Exercise:
Leave the pictures out. Return all other data exactly.

>> Start

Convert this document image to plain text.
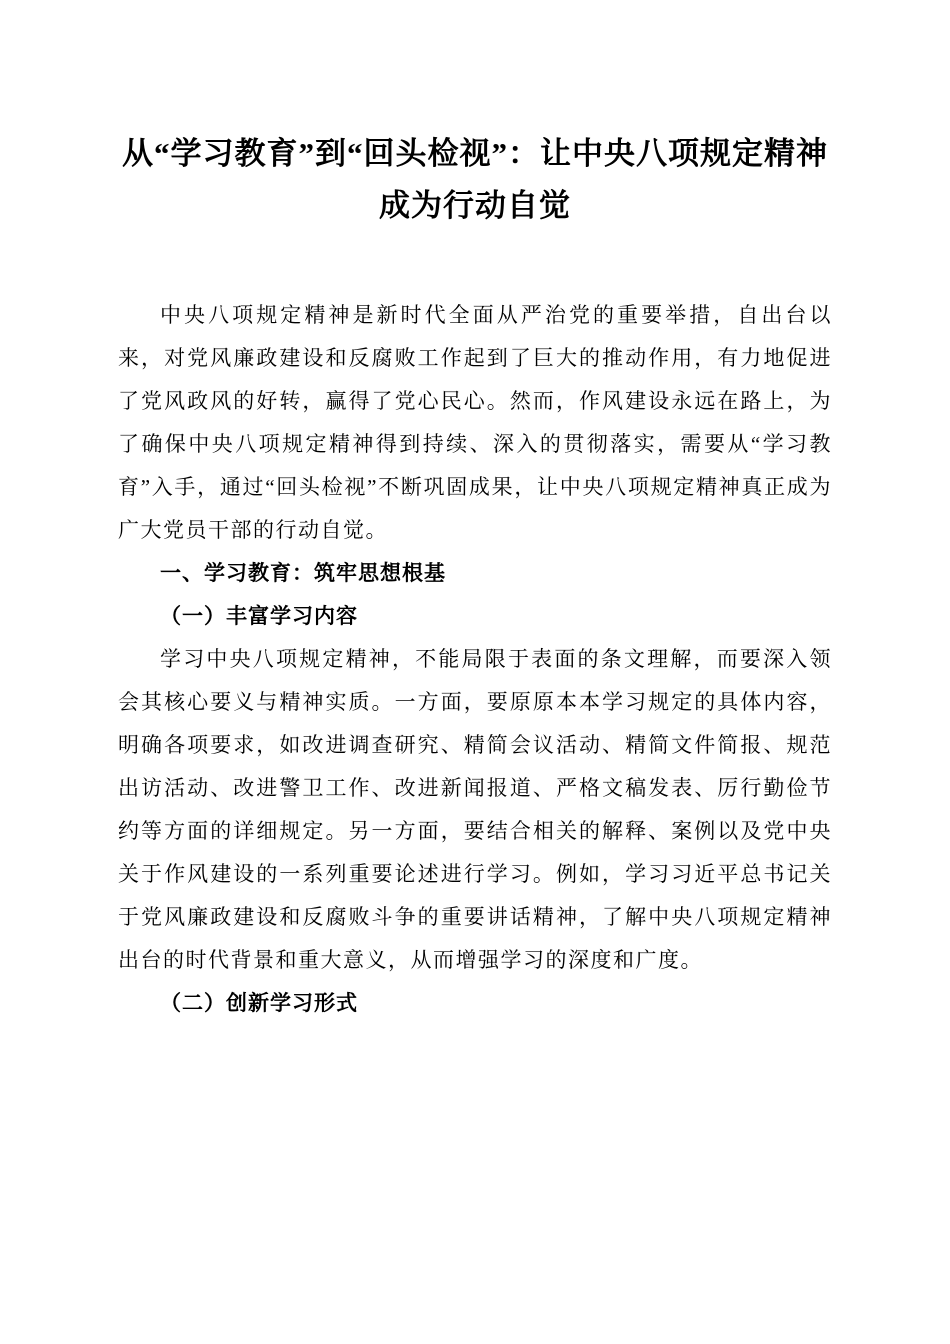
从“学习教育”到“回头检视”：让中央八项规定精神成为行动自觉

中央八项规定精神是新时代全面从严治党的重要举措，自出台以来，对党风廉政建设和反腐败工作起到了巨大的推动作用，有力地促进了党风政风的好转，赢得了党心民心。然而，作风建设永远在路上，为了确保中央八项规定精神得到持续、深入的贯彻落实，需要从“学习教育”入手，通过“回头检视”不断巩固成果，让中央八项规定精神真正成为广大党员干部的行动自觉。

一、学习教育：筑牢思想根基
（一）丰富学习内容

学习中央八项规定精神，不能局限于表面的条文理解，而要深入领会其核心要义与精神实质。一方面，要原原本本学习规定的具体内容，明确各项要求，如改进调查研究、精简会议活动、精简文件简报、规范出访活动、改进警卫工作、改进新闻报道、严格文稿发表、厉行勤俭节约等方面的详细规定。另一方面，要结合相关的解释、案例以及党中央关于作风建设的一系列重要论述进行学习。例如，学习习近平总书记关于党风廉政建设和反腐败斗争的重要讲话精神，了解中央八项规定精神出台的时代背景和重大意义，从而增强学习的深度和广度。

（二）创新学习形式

>> End

Output below:
Convert this document image to plain text.
从“学习教育”到“回头检视”：让中央八项规定精神成为行动自觉

中央八项规定精神是新时代全面从严治党的重要举措，自出台以来，对党风廉政建设和反腐败工作起到了巨大的推动作用，有力地促进了党风政风的好转，赢得了党心民心。然而，作风建设永远在路上，为了确保中央八项规定精神得到持续、深入的贯彻落实，需要从“学习教育”入手，通过“回头检视”不断巩固成果，让中央八项规定精神真正成为广大党员干部的行动自觉。

一、学习教育：筑牢思想根基
（一）丰富学习内容

学习中央八项规定精神，不能局限于表面的条文理解，而要深入领会其核心要义与精神实质。一方面，要原原本本学习规定的具体内容，明确各项要求，如改进调查研究、精简会议活动、精简文件简报、规范出访活动、改进警卫工作、改进新闻报道、严格文稿发表、厉行勤俭节约等方面的详细规定。另一方面，要结合相关的解释、案例以及党中央关于作风建设的一系列重要论述进行学习。例如，学习习近平总书记关于党风廉政建设和反腐败斗争的重要讲话精神，了解中央八项规定精神出台的时代背景和重大意义，从而增强学习的深度和广度。

（二）创新学习形式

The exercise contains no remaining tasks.